EXERCISE GOAL
Write out the data again in full, exactly as it reads.

==== DATA TO USE ====

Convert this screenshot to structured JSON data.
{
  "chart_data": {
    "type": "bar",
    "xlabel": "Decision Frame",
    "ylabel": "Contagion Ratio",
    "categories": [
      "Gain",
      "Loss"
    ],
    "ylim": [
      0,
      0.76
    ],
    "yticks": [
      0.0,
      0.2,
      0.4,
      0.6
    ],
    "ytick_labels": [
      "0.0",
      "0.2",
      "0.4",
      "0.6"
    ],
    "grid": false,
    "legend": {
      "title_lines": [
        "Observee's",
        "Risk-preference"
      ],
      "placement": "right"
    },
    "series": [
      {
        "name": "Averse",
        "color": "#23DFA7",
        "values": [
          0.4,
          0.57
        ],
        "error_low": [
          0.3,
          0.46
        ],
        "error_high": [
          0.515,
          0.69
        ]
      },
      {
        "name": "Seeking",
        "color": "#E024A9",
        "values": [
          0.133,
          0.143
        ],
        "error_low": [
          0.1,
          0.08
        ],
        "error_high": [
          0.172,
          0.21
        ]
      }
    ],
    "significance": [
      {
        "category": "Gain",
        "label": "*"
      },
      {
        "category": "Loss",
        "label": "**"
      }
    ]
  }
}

====

FINAL RESULT
Convert this screenshot to structured JSON data.
{
  "chart_data": {
    "type": "bar",
    "xlabel": "Decision Frame",
    "ylabel": "Contagion Ratio",
    "categories": [
      "Gain",
      "Loss"
    ],
    "ylim": [
      0,
      0.76
    ],
    "yticks": [
      0.0,
      0.2,
      0.4,
      0.6
    ],
    "ytick_labels": [
      "0.0",
      "0.2",
      "0.4",
      "0.6"
    ],
    "grid": false,
    "legend": {
      "title_lines": [
        "Observee's",
        "Risk-preference"
      ],
      "placement": "right"
    },
    "series": [
      {
        "name": "Averse",
        "color": "#23DFA7",
        "values": [
          0.4,
          0.57
        ],
        "error_low": [
          0.3,
          0.46
        ],
        "error_high": [
          0.515,
          0.69
        ]
      },
      {
        "name": "Seeking",
        "color": "#E024A9",
        "values": [
          0.133,
          0.143
        ],
        "error_low": [
          0.1,
          0.08
        ],
        "error_high": [
          0.172,
          0.21
        ]
      }
    ],
    "significance": [
      {
        "category": "Gain",
        "label": "*"
      },
      {
        "category": "Loss",
        "label": "**"
      }
    ]
  }
}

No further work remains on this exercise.